[Work required]: Which lines hold the string "bearing"? Copy every one of them.

[Record set]:
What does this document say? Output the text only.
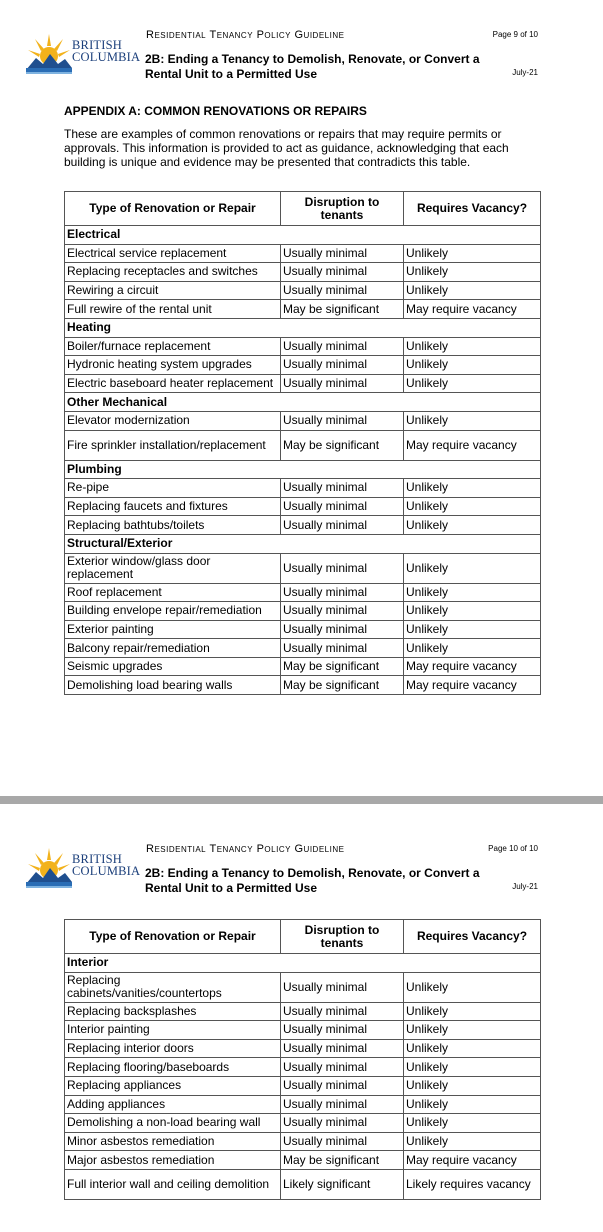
BRITISH
COLUMBIA
Residential Tenancy Policy Guideline
2B: Ending a Tenancy to Demolish, Renovate, or Convert a Rental Unit to a Permitted Use
Page 9 of 10
July-21
APPENDIX A: COMMON RENOVATIONS OR REPAIRS
These are examples of common renovations or repairs that may require permits or approvals. This information is provided to act as guidance, acknowledging that each building is unique and evidence may be presented that contradicts this table.
Type of Renovation or Repair	Disruption to tenants	Requires Vacancy?
Electrical		
Electrical service replacement	Usually minimal	Unlikely
Replacing receptacles and switches	Usually minimal	Unlikely
Rewiring a circuit	Usually minimal	Unlikely
Full rewire of the rental unit	May be significant	May require vacancy
Heating		
Boiler/furnace replacement	Usually minimal	Unlikely
Hydronic heating system upgrades	Usually minimal	Unlikely
Electric baseboard heater replacement	Usually minimal	Unlikely
Other Mechanical		
Elevator modernization	Usually minimal	Unlikely
Fire sprinkler installation/replacement	May be significant	May require vacancy
Plumbing		
Re-pipe	Usually minimal	Unlikely
Replacing faucets and fixtures	Usually minimal	Unlikely
Replacing bathtubs/toilets	Usually minimal	Unlikely
Structural/Exterior		
Exterior window/glass door replacement	Usually minimal	Unlikely
Roof replacement	Usually minimal	Unlikely
Building envelope repair/remediation	Usually minimal	Unlikely
Exterior painting	Usually minimal	Unlikely
Balcony repair/remediation	Usually minimal	Unlikely
Seismic upgrades	May be significant	May require vacancy
Demolishing load bearing walls	May be significant	May require vacancy
BRITISH
COLUMBIA
Residential Tenancy Policy Guideline
2B: Ending a Tenancy to Demolish, Renovate, or Convert a Rental Unit to a Permitted Use
Page 10 of 10
July-21
Type of Renovation or Repair	Disruption to tenants	Requires Vacancy?
Interior		
Replacing cabinets/vanities/countertops	Usually minimal	Unlikely
Replacing backsplashes	Usually minimal	Unlikely
Interior painting	Usually minimal	Unlikely
Replacing interior doors	Usually minimal	Unlikely
Replacing flooring/baseboards	Usually minimal	Unlikely
Replacing appliances	Usually minimal	Unlikely
Adding appliances	Usually minimal	Unlikely
Demolishing a non-load bearing wall	Usually minimal	Unlikely
Minor asbestos remediation	Usually minimal	Unlikely
Major asbestos remediation	May be significant	May require vacancy
Full interior wall and ceiling demolition	Likely significant	Likely requires vacancy
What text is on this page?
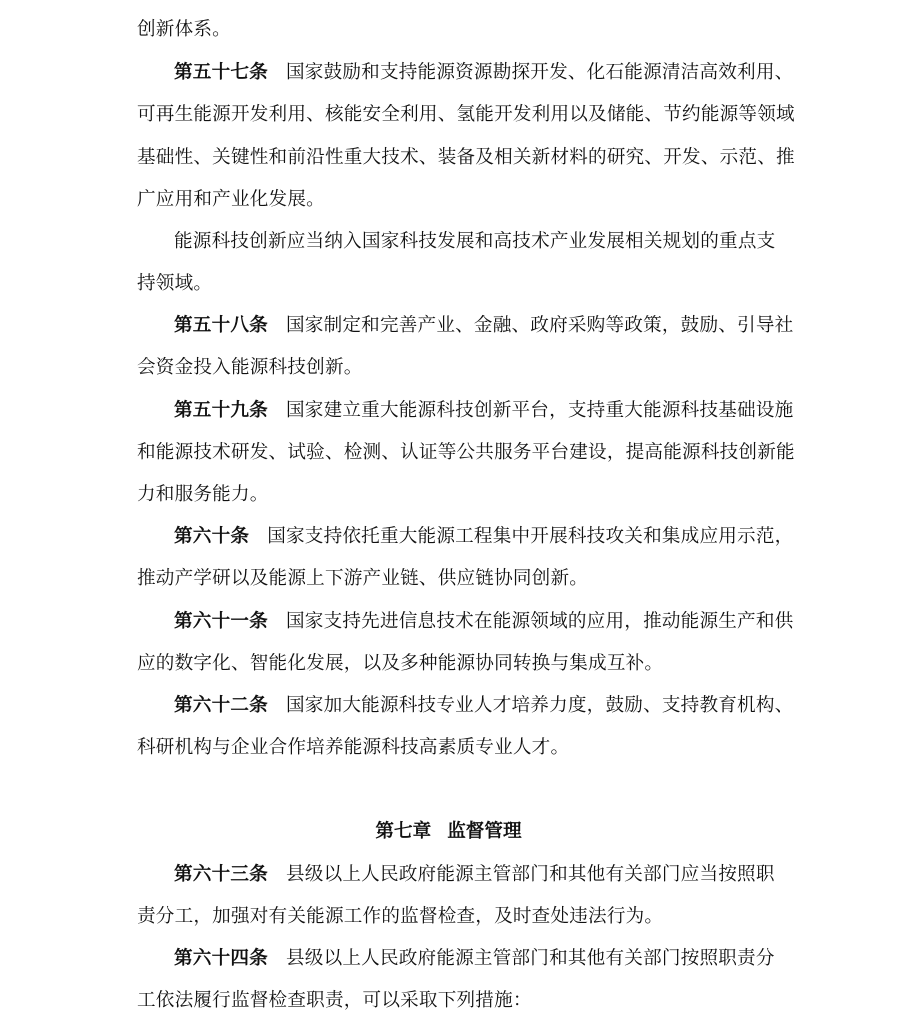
创新体系。
第五十七条 国家鼓励和支持能源资源勘探开发、化石能源清洁高效利用、
可再生能源开发利用、核能安全利用、氢能开发利用以及储能、节约能源等领域
基础性、关键性和前沿性重大技术、装备及相关新材料的研究、开发、示范、推
广应用和产业化发展。
能源科技创新应当纳入国家科技发展和高技术产业发展相关规划的重点支
持领域。
第五十八条 国家制定和完善产业、金融、政府采购等政策，鼓励、引导社
会资金投入能源科技创新。
第五十九条 国家建立重大能源科技创新平台，支持重大能源科技基础设施
和能源技术研发、试验、检测、认证等公共服务平台建设，提高能源科技创新能
力和服务能力。
第六十条 国家支持依托重大能源工程集中开展科技攻关和集成应用示范，
推动产学研以及能源上下游产业链、供应链协同创新。
第六十一条 国家支持先进信息技术在能源领域的应用，推动能源生产和供
应的数字化、智能化发展，以及多种能源协同转换与集成互补。
第六十二条 国家加大能源科技专业人才培养力度，鼓励、支持教育机构、
科研机构与企业合作培养能源科技高素质专业人才。
第七章 监督管理
第六十三条 县级以上人民政府能源主管部门和其他有关部门应当按照职
责分工，加强对有关能源工作的监督检查，及时查处违法行为。
第六十四条 县级以上人民政府能源主管部门和其他有关部门按照职责分
工依法履行监督检查职责，可以采取下列措施：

[Solution]:
Demolishing load bearing walls	May be significant	May require vacancy
Demolishing a non-load bearing wall	Usually minimal	Unlikely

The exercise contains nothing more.